::: DATA EXTRACT

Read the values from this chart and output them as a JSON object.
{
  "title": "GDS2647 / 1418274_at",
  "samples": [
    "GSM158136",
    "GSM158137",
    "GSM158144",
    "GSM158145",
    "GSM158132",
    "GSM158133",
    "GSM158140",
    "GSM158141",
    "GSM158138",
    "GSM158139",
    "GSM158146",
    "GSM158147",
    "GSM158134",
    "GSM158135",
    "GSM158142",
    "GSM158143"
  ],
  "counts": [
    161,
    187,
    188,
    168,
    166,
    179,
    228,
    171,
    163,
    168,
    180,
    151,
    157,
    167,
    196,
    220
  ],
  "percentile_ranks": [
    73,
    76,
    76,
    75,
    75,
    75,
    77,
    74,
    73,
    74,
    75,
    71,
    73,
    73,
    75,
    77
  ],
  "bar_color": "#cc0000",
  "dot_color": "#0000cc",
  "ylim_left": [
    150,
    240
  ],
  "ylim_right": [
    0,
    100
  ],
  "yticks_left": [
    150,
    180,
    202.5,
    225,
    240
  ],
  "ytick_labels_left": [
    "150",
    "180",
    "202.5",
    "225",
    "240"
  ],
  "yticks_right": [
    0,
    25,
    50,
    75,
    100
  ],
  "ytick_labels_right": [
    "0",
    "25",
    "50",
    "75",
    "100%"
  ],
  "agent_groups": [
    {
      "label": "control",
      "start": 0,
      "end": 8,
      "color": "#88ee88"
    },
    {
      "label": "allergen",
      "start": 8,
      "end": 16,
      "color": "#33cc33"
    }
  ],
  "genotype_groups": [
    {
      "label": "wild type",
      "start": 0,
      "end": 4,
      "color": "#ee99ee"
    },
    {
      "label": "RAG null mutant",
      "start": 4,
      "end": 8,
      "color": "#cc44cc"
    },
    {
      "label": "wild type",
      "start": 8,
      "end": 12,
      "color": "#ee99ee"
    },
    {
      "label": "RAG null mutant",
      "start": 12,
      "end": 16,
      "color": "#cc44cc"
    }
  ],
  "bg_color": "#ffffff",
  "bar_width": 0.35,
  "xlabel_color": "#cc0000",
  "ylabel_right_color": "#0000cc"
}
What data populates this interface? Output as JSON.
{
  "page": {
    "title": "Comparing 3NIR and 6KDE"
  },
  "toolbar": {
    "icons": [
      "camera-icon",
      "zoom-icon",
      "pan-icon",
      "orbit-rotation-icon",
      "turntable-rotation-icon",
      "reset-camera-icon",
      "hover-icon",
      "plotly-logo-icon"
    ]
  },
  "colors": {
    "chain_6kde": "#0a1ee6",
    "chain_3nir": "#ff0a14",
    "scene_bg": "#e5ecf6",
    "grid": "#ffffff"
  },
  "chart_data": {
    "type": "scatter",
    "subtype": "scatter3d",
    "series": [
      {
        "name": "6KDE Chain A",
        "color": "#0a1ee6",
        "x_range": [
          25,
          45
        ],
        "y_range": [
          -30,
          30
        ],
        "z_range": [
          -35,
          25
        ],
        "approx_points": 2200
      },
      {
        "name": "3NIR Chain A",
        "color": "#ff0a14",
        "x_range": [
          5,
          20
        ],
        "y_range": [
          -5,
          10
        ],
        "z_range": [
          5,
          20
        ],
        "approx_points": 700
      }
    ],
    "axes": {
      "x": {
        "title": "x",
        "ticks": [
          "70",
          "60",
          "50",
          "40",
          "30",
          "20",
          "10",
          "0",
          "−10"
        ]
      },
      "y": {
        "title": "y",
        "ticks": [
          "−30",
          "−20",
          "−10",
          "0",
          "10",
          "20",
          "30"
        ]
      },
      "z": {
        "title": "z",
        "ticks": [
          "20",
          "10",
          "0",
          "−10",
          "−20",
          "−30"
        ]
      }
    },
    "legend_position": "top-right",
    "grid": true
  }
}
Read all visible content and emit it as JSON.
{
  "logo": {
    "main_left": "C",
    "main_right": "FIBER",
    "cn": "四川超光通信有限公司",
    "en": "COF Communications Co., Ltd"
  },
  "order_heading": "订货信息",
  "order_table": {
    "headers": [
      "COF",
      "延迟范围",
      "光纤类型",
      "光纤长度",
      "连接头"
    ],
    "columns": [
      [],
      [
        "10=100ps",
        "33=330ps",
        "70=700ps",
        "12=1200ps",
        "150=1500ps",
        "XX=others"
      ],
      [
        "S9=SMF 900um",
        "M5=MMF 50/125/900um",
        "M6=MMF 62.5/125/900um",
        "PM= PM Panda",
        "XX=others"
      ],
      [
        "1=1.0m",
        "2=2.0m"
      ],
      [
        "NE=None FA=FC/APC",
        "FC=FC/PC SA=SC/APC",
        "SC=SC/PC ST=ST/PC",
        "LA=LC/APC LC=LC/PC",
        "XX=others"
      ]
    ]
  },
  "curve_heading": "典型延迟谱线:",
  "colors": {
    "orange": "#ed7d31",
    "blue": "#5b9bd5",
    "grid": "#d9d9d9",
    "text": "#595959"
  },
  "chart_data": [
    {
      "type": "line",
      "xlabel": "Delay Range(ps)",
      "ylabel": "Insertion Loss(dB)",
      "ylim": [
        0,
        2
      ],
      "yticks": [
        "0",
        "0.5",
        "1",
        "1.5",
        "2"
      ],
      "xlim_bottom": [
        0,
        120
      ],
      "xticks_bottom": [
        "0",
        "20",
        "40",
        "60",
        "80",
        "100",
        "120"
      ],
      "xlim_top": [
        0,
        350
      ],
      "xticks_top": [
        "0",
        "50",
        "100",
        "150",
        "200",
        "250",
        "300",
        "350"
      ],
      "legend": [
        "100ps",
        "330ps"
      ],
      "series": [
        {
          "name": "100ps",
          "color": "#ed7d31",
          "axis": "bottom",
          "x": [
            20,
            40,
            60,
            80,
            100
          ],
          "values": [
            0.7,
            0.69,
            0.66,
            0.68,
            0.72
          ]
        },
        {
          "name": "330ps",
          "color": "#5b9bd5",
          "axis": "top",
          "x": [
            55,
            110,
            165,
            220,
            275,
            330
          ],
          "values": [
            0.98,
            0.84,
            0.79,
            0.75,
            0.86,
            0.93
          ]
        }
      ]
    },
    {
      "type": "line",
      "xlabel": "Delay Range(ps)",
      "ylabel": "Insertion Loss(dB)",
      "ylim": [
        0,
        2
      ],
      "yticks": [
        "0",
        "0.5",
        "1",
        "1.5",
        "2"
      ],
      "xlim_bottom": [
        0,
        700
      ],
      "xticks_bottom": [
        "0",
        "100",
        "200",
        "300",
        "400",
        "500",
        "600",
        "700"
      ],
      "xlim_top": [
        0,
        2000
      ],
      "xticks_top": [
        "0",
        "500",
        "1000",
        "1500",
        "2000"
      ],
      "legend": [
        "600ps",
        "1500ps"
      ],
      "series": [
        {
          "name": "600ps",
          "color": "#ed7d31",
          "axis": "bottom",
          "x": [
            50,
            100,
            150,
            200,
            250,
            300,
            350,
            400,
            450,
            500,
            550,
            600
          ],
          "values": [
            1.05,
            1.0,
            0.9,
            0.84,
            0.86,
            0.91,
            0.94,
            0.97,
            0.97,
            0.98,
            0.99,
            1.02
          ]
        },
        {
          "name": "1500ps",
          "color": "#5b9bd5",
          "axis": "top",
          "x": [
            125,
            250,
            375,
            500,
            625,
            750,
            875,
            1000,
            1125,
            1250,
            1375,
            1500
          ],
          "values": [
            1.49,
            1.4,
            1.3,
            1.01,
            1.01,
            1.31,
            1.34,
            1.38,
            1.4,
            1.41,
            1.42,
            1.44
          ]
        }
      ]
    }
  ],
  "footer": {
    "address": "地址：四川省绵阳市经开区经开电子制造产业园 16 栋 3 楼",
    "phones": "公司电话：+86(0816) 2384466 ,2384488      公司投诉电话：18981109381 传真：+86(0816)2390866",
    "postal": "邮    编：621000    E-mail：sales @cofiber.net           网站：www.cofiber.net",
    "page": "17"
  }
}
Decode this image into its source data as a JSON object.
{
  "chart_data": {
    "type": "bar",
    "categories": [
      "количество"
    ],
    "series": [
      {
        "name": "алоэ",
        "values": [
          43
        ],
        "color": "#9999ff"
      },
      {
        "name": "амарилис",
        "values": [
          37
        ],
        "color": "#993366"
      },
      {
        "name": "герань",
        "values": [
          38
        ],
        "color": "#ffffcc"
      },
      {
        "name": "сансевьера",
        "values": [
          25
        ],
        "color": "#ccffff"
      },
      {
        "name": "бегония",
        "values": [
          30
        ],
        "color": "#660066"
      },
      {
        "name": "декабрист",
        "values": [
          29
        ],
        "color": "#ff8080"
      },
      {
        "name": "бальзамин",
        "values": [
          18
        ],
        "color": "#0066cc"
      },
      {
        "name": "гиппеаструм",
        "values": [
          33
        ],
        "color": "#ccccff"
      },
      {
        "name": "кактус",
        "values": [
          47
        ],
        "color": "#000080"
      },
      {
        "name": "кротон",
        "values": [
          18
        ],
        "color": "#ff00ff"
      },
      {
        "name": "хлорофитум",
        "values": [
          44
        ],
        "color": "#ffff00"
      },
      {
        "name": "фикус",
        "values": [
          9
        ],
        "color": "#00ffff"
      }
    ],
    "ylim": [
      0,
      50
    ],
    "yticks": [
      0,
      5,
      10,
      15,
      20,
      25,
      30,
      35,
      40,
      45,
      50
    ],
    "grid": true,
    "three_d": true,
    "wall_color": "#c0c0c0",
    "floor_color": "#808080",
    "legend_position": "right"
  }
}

::::::

SET PROBLEM:
Report how many lines in the records hold the word "JSON", giving the number and nothing else.

WRITTEN RESPONSE:
4